▼
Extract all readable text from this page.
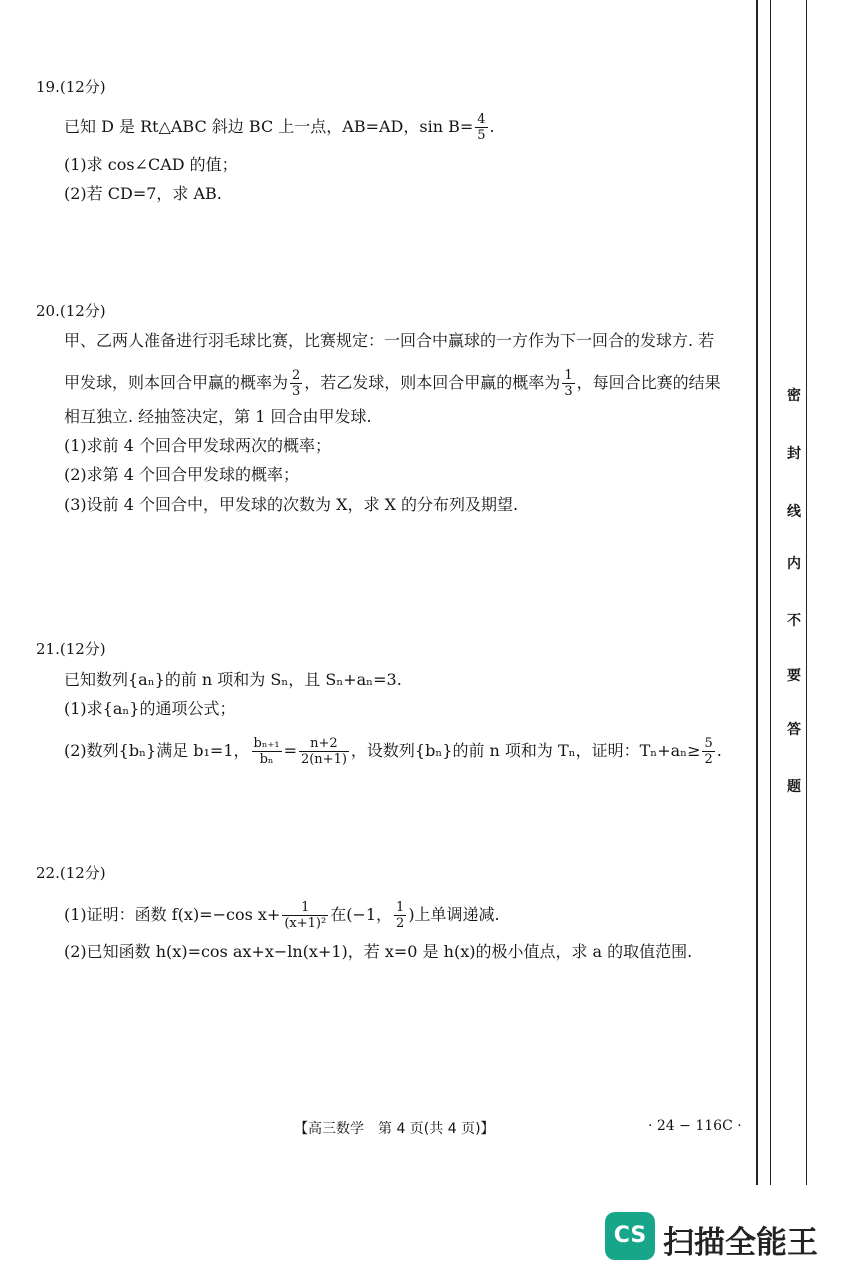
19.(12分)
已知 D 是 Rt△ABC 斜边 BC 上一点，AB=AD，$\sin B= \frac{4}{5}$ .
(1)求 cos∠CAD 的值；
(2)若 CD=7，求 AB.
20.(12分)
甲、乙两人准备进行羽毛球比赛，比赛规定：一回合中赢球的一方作为下一回合的发球方. 若
甲发球，则本回合甲赢的概率为 $\frac{2}{3}$ ，若乙发球，则本回合甲赢的概率为 $\frac{1}{3}$ ，每回合比赛的结果
相互独立. 经抽签决定，第 1 回合由甲发球.
(1)求前 4 个回合甲发球两次的概率；
(2)求第 4 个回合甲发球的概率；
(3)设前 4 个回合中，甲发球的次数为 X，求 X 的分布列及期望.
21.(12分)
已知数列{aₙ}的前 n 项和为 Sₙ，且 Sₙ+aₙ=3.
(1)求{aₙ}的通项公式；
(2)数列{bₙ}满足 b₁=1， $\frac{\text{bₙ₊₁}}{\text{bₙ}} = \frac{n+2}{2(n+1)}$ ，设数列{bₙ}的前 n 项和为 Tₙ，证明：$T_n+a_n\ge \frac{5}{2}$ .
22.(12分)
(1)证明：函数 f(x)=−cos $x+ \frac{1}{\text{(x+1)²}}$ 在(−1， $\frac{1}{2}$ )上单调递减.
(2)已知函数 h(x)=cos ax+x−ln(x+1)，若 x=0 是 h(x)的极小值点，求 a 的取值范围.
【高三数学　第 4 页(共 4 页)】	· 24 − 116C ·
密
封
线
内
不
要
答
题
CS 扫描全能王
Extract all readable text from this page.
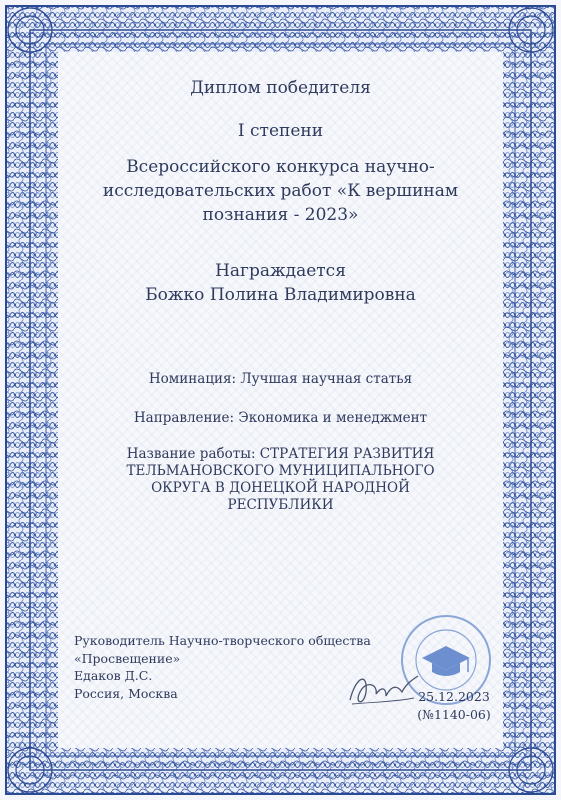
Диплом победителя
I степени
Всероссийского конкурса научно-исследовательских работ «К вершинам познания - 2023»
Награждается
Божко Полина Владимировна
Номинация: Лучшая научная статья
Направление: Экономика и менеджмент
Название работы: СТРАТЕГИЯ РАЗВИТИЯ ТЕЛЬМАНОВСКОГО МУНИЦИПАЛЬНОГО ОКРУГА В ДОНЕЦКОЙ НАРОДНОЙ РЕСПУБЛИКИ
Руководитель Научно-творческого общества
«Просвещение»
Едаков Д.С.
Россия, Москва	25.12.2023
(№1140-06)
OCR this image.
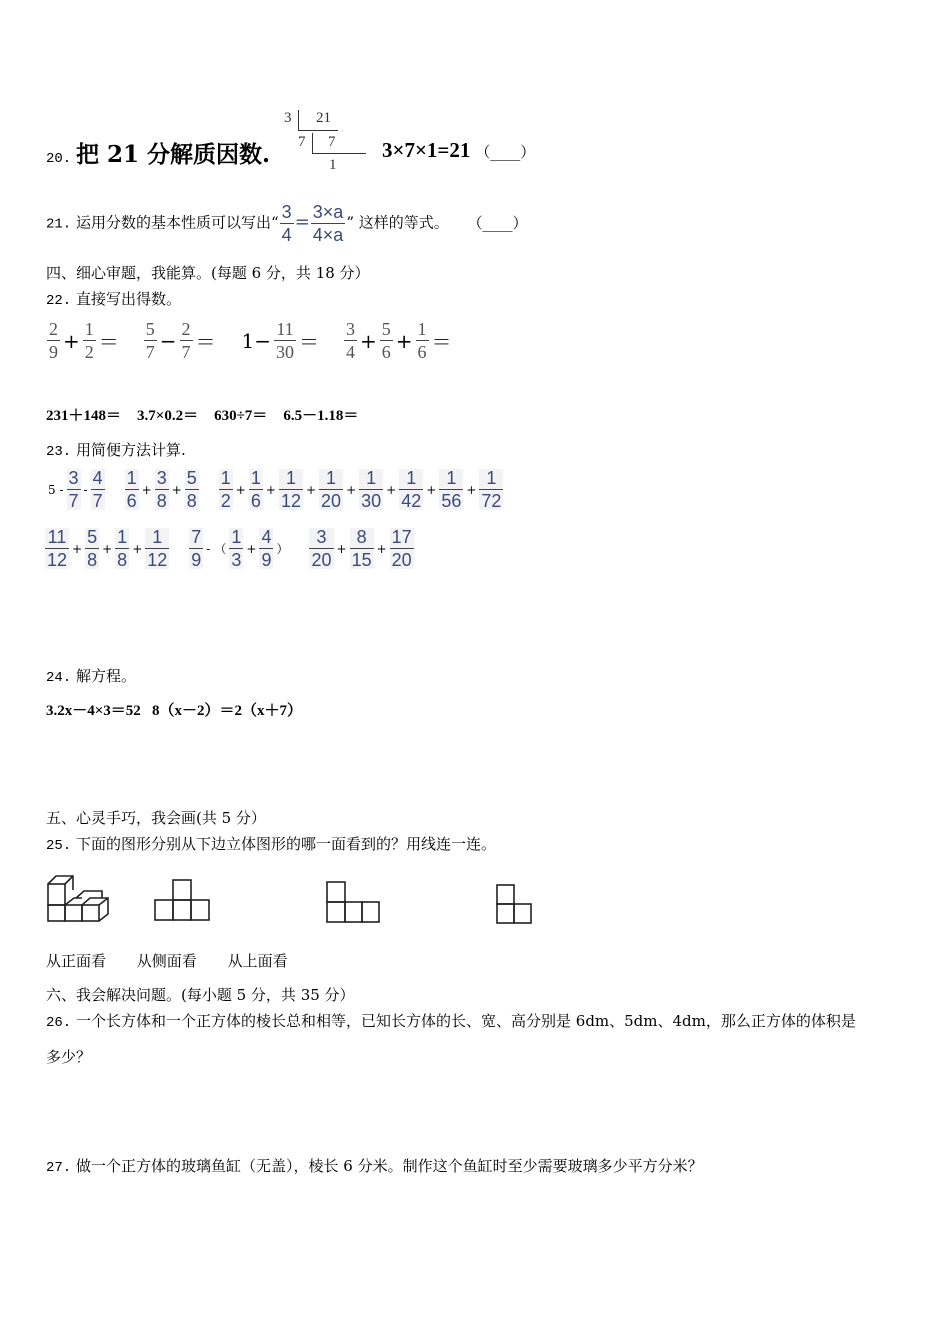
20. 把 21 分解质因数.
3 21
7 7
1
3×7×1=21 （____）
21. 运用分数的基本性质可以写出“ $\frac{3}{4} = \frac{3\times a}{4\times a}$ ” 这样的等式。 （____）
四、细心审题，我能算。(每题 6 分，共 18 分）
22. 直接写出得数。
$\frac{2}{9} + \frac{1}{2} = \frac{5}{7} - \frac{2}{7} = 1- \frac{11}{30} = \frac{3}{4} + \frac{5}{6} + \frac{1}{6}$ ＝
231＋148＝ 3.7×0.2＝ 630÷7＝ 6.5－1.18＝
23. 用简便方法计算.
$5 - \frac{3}{7} - \frac{4}{7} \frac{1}{6} + \frac{3}{8} + \frac{5}{8} \frac{1}{2} + \frac{1}{6} + \frac{1}{12} + \frac{1}{20} + \frac{1}{30} + \frac{1}{42} + \frac{1}{56} + \frac{1}{72}$
$\frac{11}{12} + \frac{5}{8} + \frac{1}{8} + \frac{1}{12} \frac{7}{9}$ - （ $\frac{1}{3} + \frac{4}{9}$ ） $\frac{3}{20} + \frac{8}{15} + \frac{17}{20}$
24. 解方程。
3.2x－4×3＝52   8（x－2）＝2（x＋7）
五、心灵手巧，我会画(共 5 分）
25. 下面的图形分别从下边立体图形的哪一面看到的？用线连一连。
从正面看 从侧面看 从上面看
六、我会解决问题。(每小题 5 分，共 35 分）
26. 一个长方体和一个正方体的棱长总和相等，已知长方体的长、宽、高分别是 6dm、5dm、4dm，那么正方体的体积是
多少？
27. 做一个正方体的玻璃鱼缸（无盖），棱长 6 分米。制作这个鱼缸时至少需要玻璃多少平方分米？
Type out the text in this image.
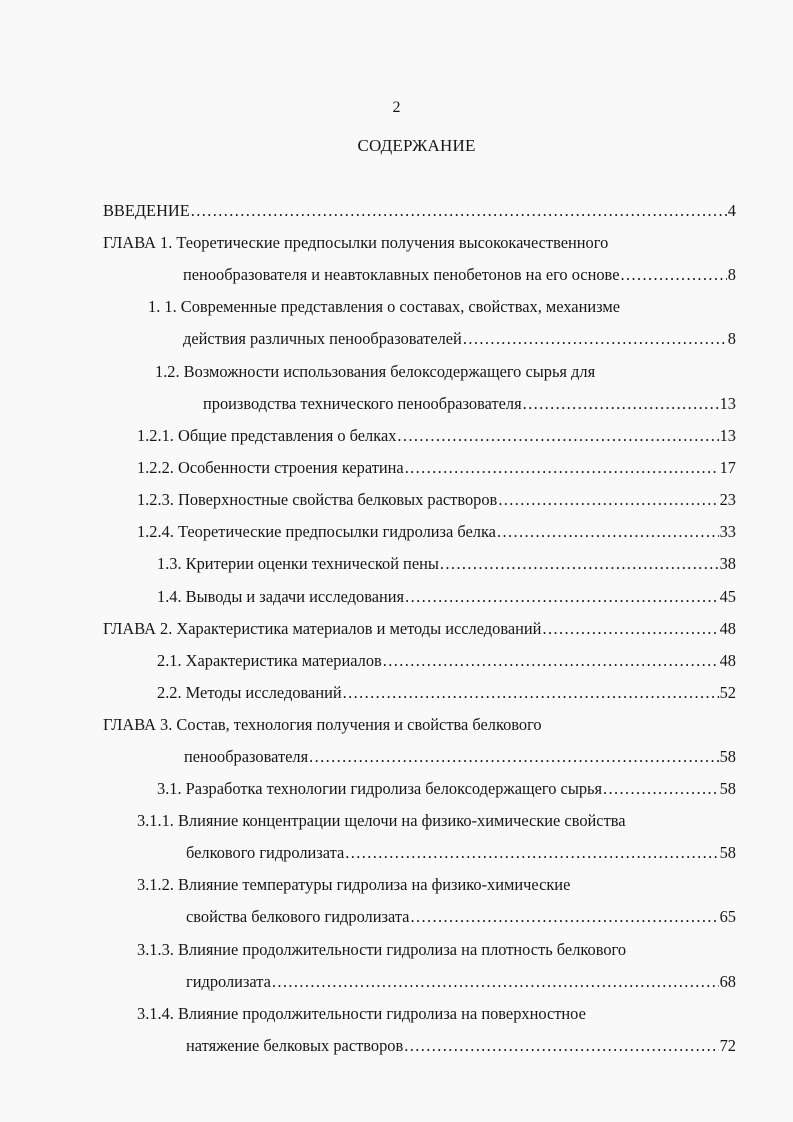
2
СОДЕРЖАНИЕ
ВВЕДЕНИЕ .....	4
ГЛАВА 1. Теоретические предпосылки получения высококачественного
пенообразователя и неавтоклавных пенобетонов на его основе .....	8
1. 1. Современные представления о составах, свойствах, механизме
действия различных пенообразователей .....	8
1.2. Возможности использования белоксодержащего сырья для
производства технического пенообразователя .....	13
1.2.1. Общие представления о белках .....	13
1.2.2. Особенности строения кератина .....	17
1.2.3. Поверхностные свойства белковых растворов .....	23
1.2.4. Теоретические предпосылки гидролиза белка .....	33
1.3. Критерии оценки технической пены .....	38
1.4. Выводы и задачи исследования .....	45
ГЛАВА 2. Характеристика материалов и методы исследований .....	48
2.1. Характеристика материалов .....	48
2.2. Методы исследований .....	52
ГЛАВА 3. Состав, технология получения и свойства белкового
пенообразователя .....	58
3.1. Разработка технологии гидролиза белоксодержащего сырья .....	58
3.1.1. Влияние концентрации щелочи на физико-химические свойства
белкового гидролизата .....	58
3.1.2. Влияние температуры гидролиза на физико-химические
свойства белкового гидролизата .....	65
3.1.3. Влияние продолжительности гидролиза на плотность белкового
гидролизата .....	68
3.1.4. Влияние продолжительности гидролиза на поверхностное
натяжение белковых растворов .....	72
▲
Gather and copy every line of the data in which the string "продолжительности" is found.

3.1.3. Влияние продолжительности гидролиза на плотность белкового
3.1.4. Влияние продолжительности гидролиза на поверхностное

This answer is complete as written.